Records:

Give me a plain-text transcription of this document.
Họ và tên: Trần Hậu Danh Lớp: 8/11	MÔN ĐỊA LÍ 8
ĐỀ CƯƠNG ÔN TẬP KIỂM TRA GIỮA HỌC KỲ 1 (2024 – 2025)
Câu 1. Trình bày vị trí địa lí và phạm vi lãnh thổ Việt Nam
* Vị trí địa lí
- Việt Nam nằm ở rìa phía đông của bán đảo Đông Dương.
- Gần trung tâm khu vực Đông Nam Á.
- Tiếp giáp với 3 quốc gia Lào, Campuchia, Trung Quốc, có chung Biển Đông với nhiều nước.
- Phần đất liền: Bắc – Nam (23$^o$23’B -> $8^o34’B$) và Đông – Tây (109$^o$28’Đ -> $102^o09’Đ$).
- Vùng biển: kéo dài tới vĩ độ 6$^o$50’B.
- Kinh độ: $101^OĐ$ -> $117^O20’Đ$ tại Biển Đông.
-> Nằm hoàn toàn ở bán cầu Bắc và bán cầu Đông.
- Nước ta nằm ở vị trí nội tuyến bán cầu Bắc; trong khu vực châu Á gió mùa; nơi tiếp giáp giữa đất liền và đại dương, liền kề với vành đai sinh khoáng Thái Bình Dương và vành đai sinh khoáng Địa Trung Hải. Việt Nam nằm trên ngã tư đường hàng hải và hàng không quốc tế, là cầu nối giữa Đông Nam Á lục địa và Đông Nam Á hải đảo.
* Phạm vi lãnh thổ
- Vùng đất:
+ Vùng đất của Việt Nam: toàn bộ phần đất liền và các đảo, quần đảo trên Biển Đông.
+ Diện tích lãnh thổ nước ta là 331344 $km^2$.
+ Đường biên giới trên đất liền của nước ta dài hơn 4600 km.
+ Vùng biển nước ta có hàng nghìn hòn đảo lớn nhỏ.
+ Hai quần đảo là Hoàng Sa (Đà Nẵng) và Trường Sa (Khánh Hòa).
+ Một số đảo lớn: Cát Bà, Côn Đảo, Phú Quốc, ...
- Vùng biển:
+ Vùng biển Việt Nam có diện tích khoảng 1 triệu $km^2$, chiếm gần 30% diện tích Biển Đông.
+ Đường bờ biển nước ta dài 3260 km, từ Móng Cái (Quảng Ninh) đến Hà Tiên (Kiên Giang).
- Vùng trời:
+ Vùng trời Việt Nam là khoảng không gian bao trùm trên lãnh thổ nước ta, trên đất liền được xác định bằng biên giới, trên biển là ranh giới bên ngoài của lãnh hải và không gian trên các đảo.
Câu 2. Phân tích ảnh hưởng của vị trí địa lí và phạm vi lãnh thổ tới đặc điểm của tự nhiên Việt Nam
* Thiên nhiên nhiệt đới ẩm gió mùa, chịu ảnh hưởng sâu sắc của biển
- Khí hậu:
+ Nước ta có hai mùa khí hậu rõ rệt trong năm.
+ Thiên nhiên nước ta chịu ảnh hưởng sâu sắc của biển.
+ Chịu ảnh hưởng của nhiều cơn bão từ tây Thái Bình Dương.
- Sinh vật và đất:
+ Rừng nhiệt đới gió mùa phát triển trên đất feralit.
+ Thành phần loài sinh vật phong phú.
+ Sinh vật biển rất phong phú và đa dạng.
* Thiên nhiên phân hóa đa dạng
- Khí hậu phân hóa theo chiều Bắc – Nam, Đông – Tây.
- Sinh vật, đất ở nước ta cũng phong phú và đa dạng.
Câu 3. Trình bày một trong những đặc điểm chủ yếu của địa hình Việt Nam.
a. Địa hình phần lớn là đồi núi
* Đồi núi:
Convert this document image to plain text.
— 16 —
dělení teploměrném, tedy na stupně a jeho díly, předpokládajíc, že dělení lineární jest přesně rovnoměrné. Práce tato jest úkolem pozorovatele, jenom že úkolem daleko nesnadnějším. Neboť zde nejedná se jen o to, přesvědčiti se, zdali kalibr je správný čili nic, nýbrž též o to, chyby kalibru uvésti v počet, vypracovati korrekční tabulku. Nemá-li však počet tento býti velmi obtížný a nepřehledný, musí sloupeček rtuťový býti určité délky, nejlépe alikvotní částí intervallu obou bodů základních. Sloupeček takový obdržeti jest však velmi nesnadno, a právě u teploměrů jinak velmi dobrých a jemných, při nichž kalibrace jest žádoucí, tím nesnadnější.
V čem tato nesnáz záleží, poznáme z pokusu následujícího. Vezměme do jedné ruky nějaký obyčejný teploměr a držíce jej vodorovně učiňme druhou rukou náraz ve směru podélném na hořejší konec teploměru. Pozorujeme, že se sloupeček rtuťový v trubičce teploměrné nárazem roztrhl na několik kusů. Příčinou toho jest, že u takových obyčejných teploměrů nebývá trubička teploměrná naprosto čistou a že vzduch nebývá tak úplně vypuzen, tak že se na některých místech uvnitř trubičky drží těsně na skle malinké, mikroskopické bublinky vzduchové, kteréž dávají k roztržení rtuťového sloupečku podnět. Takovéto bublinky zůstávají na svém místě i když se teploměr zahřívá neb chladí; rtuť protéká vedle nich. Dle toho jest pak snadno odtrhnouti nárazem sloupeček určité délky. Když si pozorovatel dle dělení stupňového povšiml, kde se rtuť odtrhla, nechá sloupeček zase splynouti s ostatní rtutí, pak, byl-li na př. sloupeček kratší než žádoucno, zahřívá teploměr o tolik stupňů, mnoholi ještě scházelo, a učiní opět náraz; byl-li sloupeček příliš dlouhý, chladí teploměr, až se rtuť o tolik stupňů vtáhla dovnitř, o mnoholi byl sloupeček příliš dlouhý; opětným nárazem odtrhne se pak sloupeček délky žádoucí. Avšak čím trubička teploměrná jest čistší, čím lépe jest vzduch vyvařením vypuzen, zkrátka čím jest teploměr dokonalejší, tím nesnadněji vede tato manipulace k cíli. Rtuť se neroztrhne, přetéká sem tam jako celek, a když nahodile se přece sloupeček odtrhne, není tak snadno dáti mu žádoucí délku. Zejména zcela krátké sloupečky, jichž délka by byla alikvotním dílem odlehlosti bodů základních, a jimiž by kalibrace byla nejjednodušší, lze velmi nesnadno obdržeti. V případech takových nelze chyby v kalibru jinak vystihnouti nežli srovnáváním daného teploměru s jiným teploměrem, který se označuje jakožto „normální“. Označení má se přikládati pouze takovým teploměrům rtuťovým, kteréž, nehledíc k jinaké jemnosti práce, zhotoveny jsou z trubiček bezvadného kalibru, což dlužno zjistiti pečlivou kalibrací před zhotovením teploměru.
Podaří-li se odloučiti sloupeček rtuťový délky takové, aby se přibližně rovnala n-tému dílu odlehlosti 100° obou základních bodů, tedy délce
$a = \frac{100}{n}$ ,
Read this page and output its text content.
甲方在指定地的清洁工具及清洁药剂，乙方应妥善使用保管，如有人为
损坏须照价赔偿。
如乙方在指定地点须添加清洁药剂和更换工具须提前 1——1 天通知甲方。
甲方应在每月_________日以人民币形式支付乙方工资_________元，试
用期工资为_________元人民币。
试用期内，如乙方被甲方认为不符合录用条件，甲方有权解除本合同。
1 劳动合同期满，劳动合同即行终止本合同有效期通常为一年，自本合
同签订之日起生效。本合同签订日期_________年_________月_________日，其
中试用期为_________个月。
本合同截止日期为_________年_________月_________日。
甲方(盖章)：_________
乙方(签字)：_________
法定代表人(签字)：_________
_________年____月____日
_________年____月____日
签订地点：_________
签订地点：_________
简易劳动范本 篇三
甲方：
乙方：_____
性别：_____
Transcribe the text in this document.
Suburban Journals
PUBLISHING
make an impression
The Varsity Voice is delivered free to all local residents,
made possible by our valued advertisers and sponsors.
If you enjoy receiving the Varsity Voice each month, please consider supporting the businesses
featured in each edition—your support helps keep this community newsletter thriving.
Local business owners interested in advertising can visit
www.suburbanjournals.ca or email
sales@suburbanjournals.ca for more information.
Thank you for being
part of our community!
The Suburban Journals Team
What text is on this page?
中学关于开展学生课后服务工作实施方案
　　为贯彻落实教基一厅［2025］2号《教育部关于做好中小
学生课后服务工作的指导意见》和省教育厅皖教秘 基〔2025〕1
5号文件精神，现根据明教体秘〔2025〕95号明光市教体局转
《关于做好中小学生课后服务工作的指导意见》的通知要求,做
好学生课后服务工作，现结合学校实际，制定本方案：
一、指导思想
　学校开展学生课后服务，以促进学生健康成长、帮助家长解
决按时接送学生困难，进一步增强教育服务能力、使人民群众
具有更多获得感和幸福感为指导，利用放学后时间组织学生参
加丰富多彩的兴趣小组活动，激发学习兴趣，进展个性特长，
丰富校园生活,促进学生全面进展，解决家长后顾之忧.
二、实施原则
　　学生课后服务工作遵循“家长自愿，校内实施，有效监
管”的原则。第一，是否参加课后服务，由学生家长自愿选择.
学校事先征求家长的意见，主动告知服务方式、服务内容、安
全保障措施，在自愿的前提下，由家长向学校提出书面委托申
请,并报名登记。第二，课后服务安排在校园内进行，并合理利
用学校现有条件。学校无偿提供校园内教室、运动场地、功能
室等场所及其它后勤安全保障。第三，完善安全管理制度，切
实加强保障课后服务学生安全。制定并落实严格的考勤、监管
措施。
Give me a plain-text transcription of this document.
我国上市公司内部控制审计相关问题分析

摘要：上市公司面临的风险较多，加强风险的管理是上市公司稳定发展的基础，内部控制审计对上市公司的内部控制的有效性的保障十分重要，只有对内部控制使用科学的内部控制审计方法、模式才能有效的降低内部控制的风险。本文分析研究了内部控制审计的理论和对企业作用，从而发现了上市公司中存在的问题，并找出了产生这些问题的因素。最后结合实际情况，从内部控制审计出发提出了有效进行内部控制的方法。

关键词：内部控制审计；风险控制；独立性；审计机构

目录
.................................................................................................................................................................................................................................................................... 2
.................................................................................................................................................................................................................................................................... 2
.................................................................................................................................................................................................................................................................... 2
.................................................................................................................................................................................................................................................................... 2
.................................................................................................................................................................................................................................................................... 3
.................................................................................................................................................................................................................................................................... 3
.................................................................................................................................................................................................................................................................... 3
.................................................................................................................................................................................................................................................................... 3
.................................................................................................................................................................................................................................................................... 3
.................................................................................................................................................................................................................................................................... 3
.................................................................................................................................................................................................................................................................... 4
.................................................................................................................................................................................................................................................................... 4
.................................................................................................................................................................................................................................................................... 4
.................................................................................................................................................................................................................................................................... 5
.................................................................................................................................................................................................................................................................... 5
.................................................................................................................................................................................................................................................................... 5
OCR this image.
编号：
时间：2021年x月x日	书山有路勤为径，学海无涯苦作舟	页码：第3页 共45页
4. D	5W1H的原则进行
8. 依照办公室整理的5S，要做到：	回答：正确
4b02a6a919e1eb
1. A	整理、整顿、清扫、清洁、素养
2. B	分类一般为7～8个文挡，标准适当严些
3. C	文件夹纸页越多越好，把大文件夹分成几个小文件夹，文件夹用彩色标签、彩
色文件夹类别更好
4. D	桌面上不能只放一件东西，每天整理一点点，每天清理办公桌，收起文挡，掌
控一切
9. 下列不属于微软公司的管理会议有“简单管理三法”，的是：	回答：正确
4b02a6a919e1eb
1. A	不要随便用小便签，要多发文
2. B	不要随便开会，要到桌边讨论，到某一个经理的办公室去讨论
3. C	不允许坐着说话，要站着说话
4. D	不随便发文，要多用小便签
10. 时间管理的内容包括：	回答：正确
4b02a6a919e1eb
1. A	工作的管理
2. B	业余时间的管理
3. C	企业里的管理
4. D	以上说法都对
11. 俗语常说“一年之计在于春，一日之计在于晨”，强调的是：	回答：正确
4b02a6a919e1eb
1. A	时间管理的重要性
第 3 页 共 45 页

**Instructions to follow**
From the listing, copy every line where the string "tedy" appears.

**Exercise answer**
dělení teploměrném, tedy na stupně a jeho díly, předpokládajíc, že dělení lineární jest přesně rovnoměrné. Práce tato jest úkolem pozorovatele, jenom že úkolem daleko nesnadnějším. Neboť zde nejedná se jen o to, přesvědčiti se, zdali kalibr je správný čili nic, nýbrž též o to, chyby kalibru uvésti v počet, vypracovati korrekční tabulku. Nemá-li však počet tento býti velmi obtížný a nepřehledný, musí sloupeček rtuťový býti určité délky, nejlépe alikvotní částí intervallu obou bodů základních. Sloupeček takový obdržeti jest však velmi nesnadno, a právě u teploměrů jinak velmi dobrých a jemných, při nichž kalibrace jest žádoucí, tím nesnadnější.
Podaří-li se odloučiti sloupeček rtuťový délky takové, aby se přibližně rovnala n-tému dílu odlehlosti 100° obou základních bodů, tedy délce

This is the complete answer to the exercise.